[Entries from a dataset]
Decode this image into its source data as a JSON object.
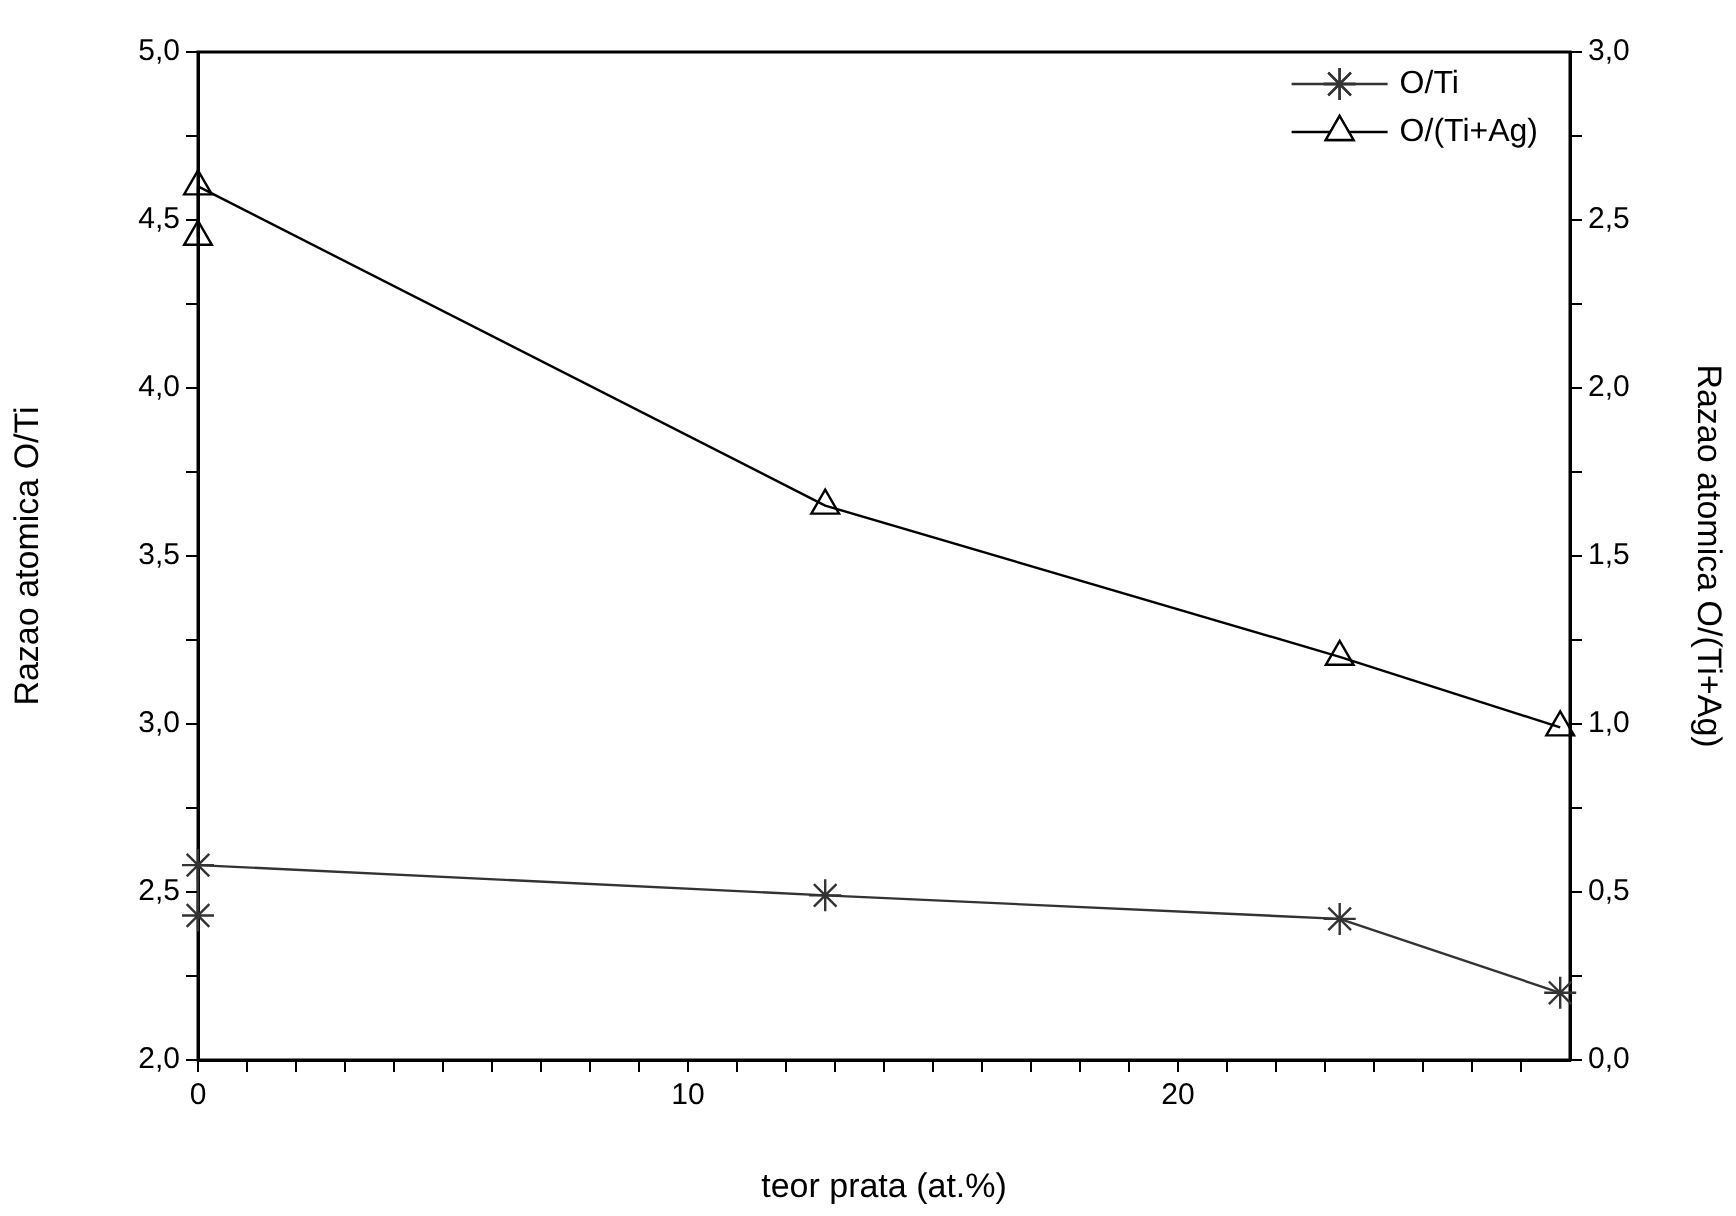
{
  "chart_data": {
    "type": "line",
    "xlabel": "teor prata (at.%)",
    "ylabel": "Razao atomica O/Ti",
    "y2label": "Razao atomica O/(Ti+Ag)",
    "xlim": [
      0,
      28
    ],
    "xticks": [
      0,
      {
        "value": 1,
        "label": null
      },
      {
        "value": 2,
        "label": null
      },
      {
        "value": 3,
        "label": null
      },
      {
        "value": 4,
        "label": null
      },
      {
        "value": 5,
        "label": null
      },
      {
        "value": 6,
        "label": null
      },
      {
        "value": 7,
        "label": null
      },
      {
        "value": 8,
        "label": null
      },
      {
        "value": 9,
        "label": null
      },
      10,
      {
        "value": 11,
        "label": null
      },
      {
        "value": 12,
        "label": null
      },
      {
        "value": 13,
        "label": null
      },
      {
        "value": 14,
        "label": null
      },
      {
        "value": 15,
        "label": null
      },
      {
        "value": 16,
        "label": null
      },
      {
        "value": 17,
        "label": null
      },
      {
        "value": 18,
        "label": null
      },
      {
        "value": 19,
        "label": null
      },
      20,
      {
        "value": 21,
        "label": null
      },
      {
        "value": 22,
        "label": null
      },
      {
        "value": 23,
        "label": null
      },
      {
        "value": 24,
        "label": null
      },
      {
        "value": 25,
        "label": null
      },
      {
        "value": 26,
        "label": null
      },
      {
        "value": 27,
        "label": null
      }
    ],
    "ylim": [
      2,
      5
    ],
    "yticks": [
      {
        "value": 2,
        "label": "2,0"
      },
      {
        "value": 2.25,
        "label": null
      },
      {
        "value": 2.5,
        "label": "2,5"
      },
      {
        "value": 2.75,
        "label": null
      },
      {
        "value": 3,
        "label": "3,0"
      },
      {
        "value": 3.25,
        "label": null
      },
      {
        "value": 3.5,
        "label": "3,5"
      },
      {
        "value": 3.75,
        "label": null
      },
      {
        "value": 4,
        "label": "4,0"
      },
      {
        "value": 4.25,
        "label": null
      },
      {
        "value": 4.5,
        "label": "4,5"
      },
      {
        "value": 4.75,
        "label": null
      },
      {
        "value": 5,
        "label": "5,0"
      }
    ],
    "y2lim": [
      0,
      3
    ],
    "y2ticks": [
      {
        "value": 0,
        "label": "0,0"
      },
      {
        "value": 0.25,
        "label": null
      },
      {
        "value": 0.5,
        "label": "0,5"
      },
      {
        "value": 0.75,
        "label": null
      },
      {
        "value": 1,
        "label": "1,0"
      },
      {
        "value": 1.25,
        "label": null
      },
      {
        "value": 1.5,
        "label": "1,5"
      },
      {
        "value": 1.75,
        "label": null
      },
      {
        "value": 2,
        "label": "2,0"
      },
      {
        "value": 2.25,
        "label": null
      },
      {
        "value": 2.5,
        "label": "2,5"
      },
      {
        "value": 2.75,
        "label": null
      },
      {
        "value": 3,
        "label": "3,0"
      }
    ],
    "grid": false,
    "legend": "top right",
    "series": [
      {
        "name": "O/Ti",
        "color": "#333333",
        "marker": "cross",
        "x": [
          0,
          0,
          12.8,
          23.3,
          27.8
        ],
        "values": [
          2.43,
          2.58,
          2.49,
          2.42,
          2.2
        ]
      },
      {
        "name": "O/(Ti+Ag)",
        "color": "#000000",
        "marker": "triangle",
        "axis": "y2",
        "x": [
          0,
          0,
          12.8,
          23.3,
          27.8
        ],
        "values": [
          2.45,
          2.6,
          1.65,
          1.2,
          0.99
        ]
      }
    ]
  }
}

> _EXERCISE DETAILS_: Where a line in the entries holds "Razao", copy that line.

> _TASK SOLUTION_:
    "ylabel": "Razao atomica O/Ti",
    "y2label": "Razao atomica O/(Ti+Ag)",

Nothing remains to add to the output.